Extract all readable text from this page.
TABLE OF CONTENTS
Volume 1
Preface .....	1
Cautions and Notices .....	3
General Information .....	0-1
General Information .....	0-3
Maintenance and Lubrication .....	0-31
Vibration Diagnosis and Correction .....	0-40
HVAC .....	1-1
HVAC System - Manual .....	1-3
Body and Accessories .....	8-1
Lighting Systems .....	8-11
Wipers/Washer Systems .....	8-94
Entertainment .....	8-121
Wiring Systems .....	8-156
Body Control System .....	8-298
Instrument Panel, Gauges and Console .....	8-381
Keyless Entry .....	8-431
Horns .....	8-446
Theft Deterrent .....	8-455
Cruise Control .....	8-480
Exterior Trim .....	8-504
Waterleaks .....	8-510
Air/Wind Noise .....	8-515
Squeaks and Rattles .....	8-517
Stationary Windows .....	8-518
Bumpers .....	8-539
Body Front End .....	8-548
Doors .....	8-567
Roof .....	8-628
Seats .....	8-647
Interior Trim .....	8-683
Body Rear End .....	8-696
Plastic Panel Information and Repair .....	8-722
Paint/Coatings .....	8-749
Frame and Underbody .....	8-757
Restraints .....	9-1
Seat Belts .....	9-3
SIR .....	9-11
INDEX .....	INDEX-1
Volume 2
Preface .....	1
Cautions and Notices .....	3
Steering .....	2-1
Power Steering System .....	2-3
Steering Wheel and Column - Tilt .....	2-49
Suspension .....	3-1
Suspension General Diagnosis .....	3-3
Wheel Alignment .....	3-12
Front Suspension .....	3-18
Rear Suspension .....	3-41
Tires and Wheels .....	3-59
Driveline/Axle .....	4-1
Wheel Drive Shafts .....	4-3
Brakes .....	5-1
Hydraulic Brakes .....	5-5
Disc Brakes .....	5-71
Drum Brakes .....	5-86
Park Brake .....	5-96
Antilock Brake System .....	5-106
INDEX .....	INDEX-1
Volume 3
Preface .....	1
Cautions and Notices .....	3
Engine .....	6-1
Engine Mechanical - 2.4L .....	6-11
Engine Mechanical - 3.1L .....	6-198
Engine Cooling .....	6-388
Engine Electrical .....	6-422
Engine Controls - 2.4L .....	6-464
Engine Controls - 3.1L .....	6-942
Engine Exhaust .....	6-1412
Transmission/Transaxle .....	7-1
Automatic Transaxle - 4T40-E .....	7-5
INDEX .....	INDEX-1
*-*-*
## Do this
Copy out the material word for word and line for line.

## Solution
Extract all readable text from this page.
TABLE OF CONTENTS
Volume 1
Preface .....	1
Cautions and Notices .....	3
General Information .....	0-1
General Information .....	0-3
Maintenance and Lubrication .....	0-31
Vibration Diagnosis and Correction .....	0-40
HVAC .....	1-1
HVAC System - Manual .....	1-3
Body and Accessories .....	8-1
Lighting Systems .....	8-11
Wipers/Washer Systems .....	8-94
Entertainment .....	8-121
Wiring Systems .....	8-156
Body Control System .....	8-298
Instrument Panel, Gauges and Console .....	8-381
Keyless Entry .....	8-431
Horns .....	8-446
Theft Deterrent .....	8-455
Cruise Control .....	8-480
Exterior Trim .....	8-504
Waterleaks .....	8-510
Air/Wind Noise .....	8-515
Squeaks and Rattles .....	8-517
Stationary Windows .....	8-518
Bumpers .....	8-539
Body Front End .....	8-548
Doors .....	8-567
Roof .....	8-628
Seats .....	8-647
Interior Trim .....	8-683
Body Rear End .....	8-696
Plastic Panel Information and Repair .....	8-722
Paint/Coatings .....	8-749
Frame and Underbody .....	8-757
Restraints .....	9-1
Seat Belts .....	9-3
SIR .....	9-11
INDEX .....	INDEX-1
Volume 2
Preface .....	1
Cautions and Notices .....	3
Steering .....	2-1
Power Steering System .....	2-3
Steering Wheel and Column - Tilt .....	2-49
Suspension .....	3-1
Suspension General Diagnosis .....	3-3
Wheel Alignment .....	3-12
Front Suspension .....	3-18
Rear Suspension .....	3-41
Tires and Wheels .....	3-59
Driveline/Axle .....	4-1
Wheel Drive Shafts .....	4-3
Brakes .....	5-1
Hydraulic Brakes .....	5-5
Disc Brakes .....	5-71
Drum Brakes .....	5-86
Park Brake .....	5-96
Antilock Brake System .....	5-106
INDEX .....	INDEX-1
Volume 3
Preface .....	1
Cautions and Notices .....	3
Engine .....	6-1
Engine Mechanical - 2.4L .....	6-11
Engine Mechanical - 3.1L .....	6-198
Engine Cooling .....	6-388
Engine Electrical .....	6-422
Engine Controls - 2.4L .....	6-464
Engine Controls - 3.1L .....	6-942
Engine Exhaust .....	6-1412
Transmission/Transaxle .....	7-1
Automatic Transaxle - 4T40-E .....	7-5
INDEX .....	INDEX-1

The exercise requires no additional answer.